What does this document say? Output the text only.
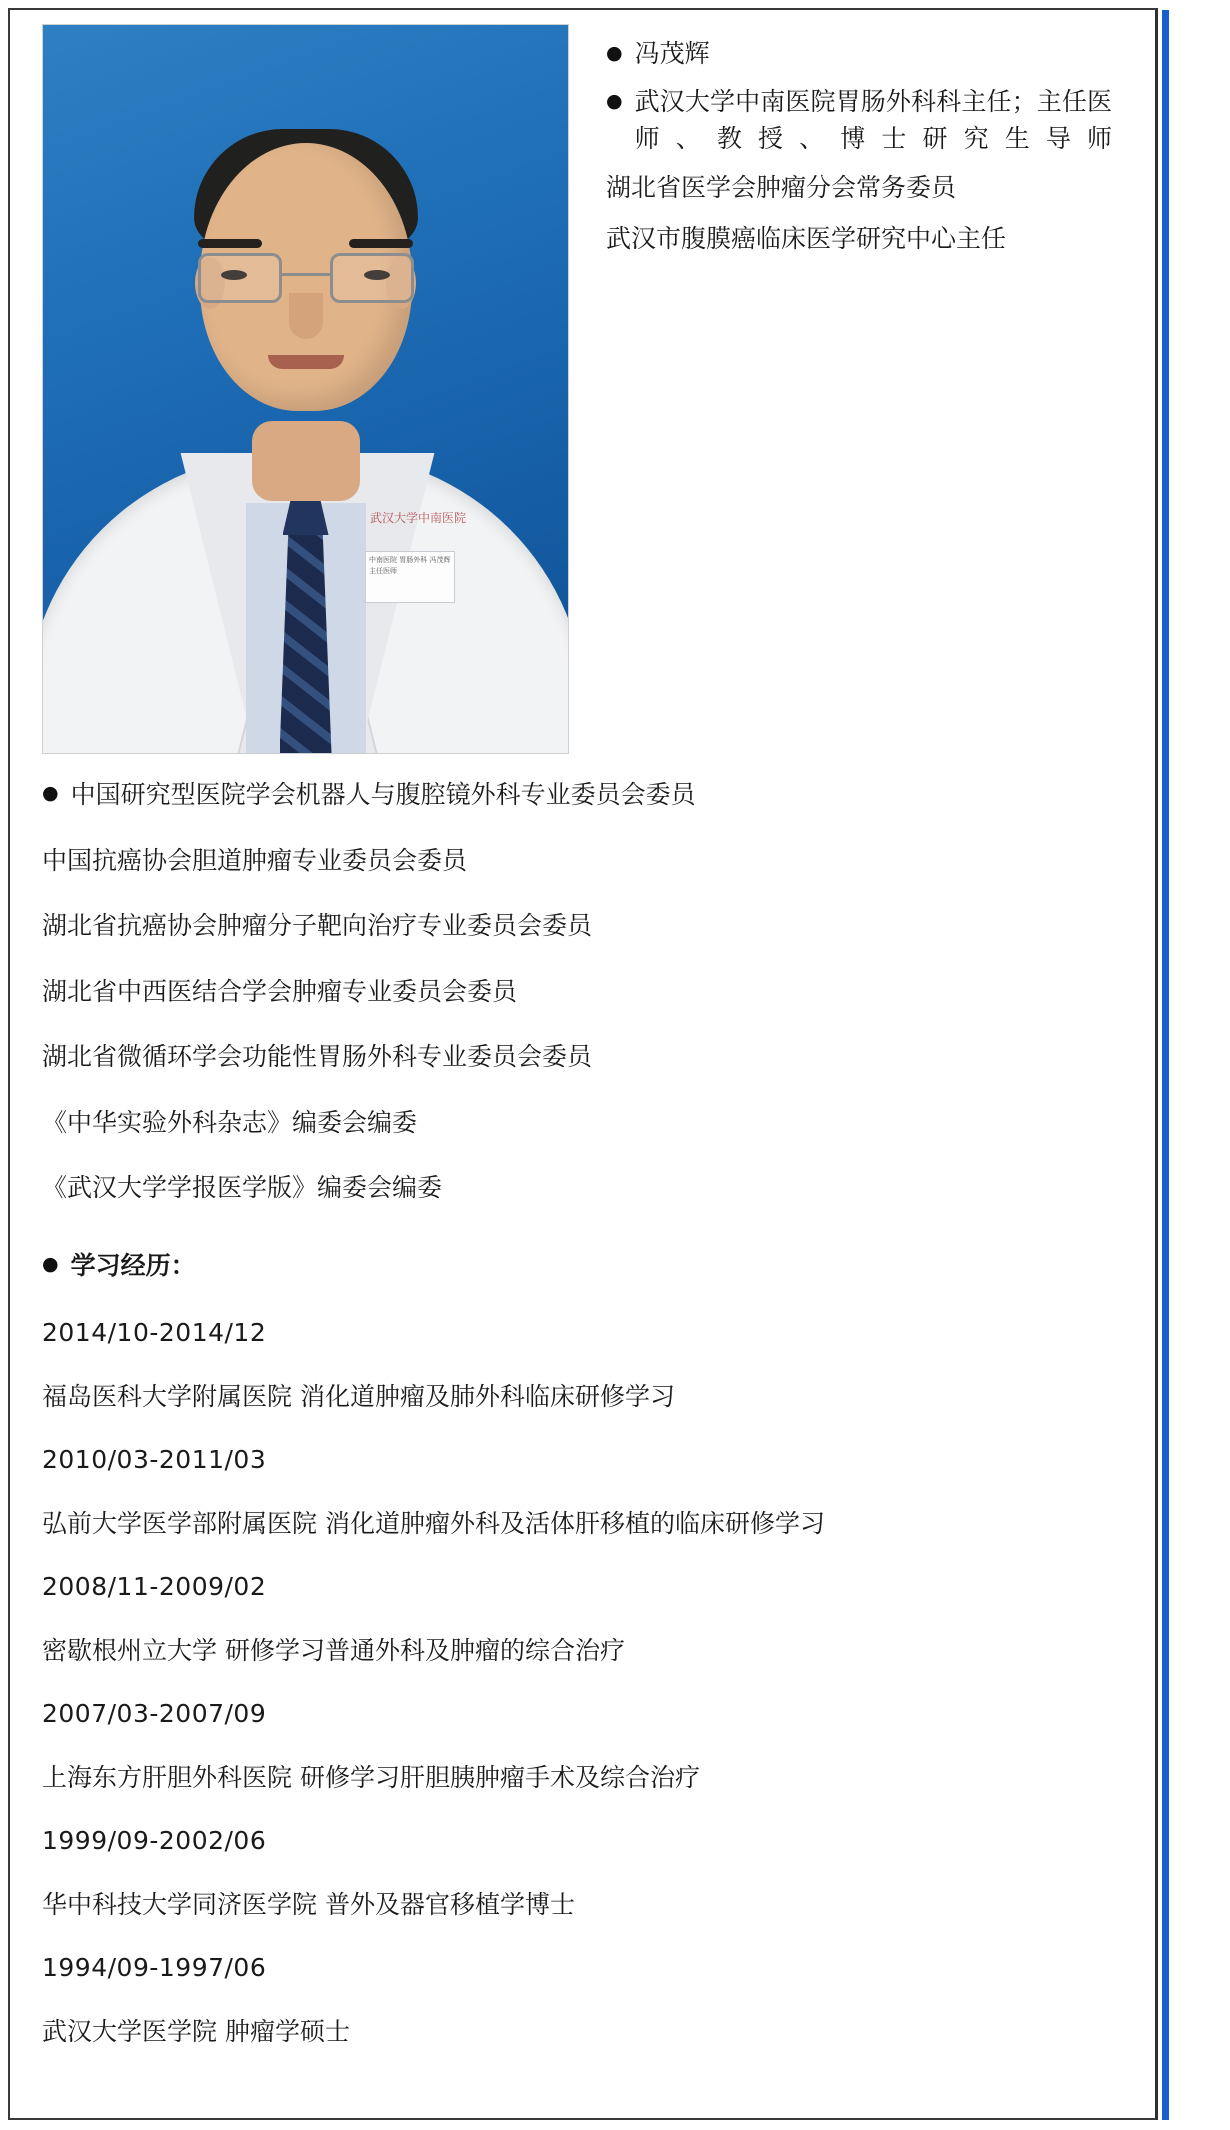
武汉大学中南医院
中南医院 胃肠外科 冯茂辉 主任医师
● 冯茂辉
● 武汉大学中南医院胃肠外科科主任；主任医师、教授、博士研究生导师
湖北省医学会肿瘤分会常务委员
武汉市腹膜癌临床医学研究中心主任
● 中国研究型医院学会机器人与腹腔镜外科专业委员会委员
中国抗癌协会胆道肿瘤专业委员会委员
湖北省抗癌协会肿瘤分子靶向治疗专业委员会委员
湖北省中西医结合学会肿瘤专业委员会委员
湖北省微循环学会功能性胃肠外科专业委员会委员
《中华实验外科杂志》编委会编委
《武汉大学学报医学版》编委会编委
● 学习经历：
2014/10-2014/12
福岛医科大学附属医院 消化道肿瘤及肺外科临床研修学习
2010/03-2011/03
弘前大学医学部附属医院 消化道肿瘤外科及活体肝移植的临床研修学习
2008/11-2009/02
密歇根州立大学 研修学习普通外科及肿瘤的综合治疗
2007/03-2007/09
上海东方肝胆外科医院 研修学习肝胆胰肿瘤手术及综合治疗
1999/09-2002/06
华中科技大学同济医学院 普外及器官移植学博士
1994/09-1997/06
武汉大学医学院 肿瘤学硕士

######

**YOUR OBJECTIVE**
Check each line of the entries for the string "主任医师". Copy the lines that have it.

**FINAL RESULT**
中南医院 胃肠外科 冯茂辉 主任医师
● 武汉大学中南医院胃肠外科科主任；主任医师、教授、博士研究生导师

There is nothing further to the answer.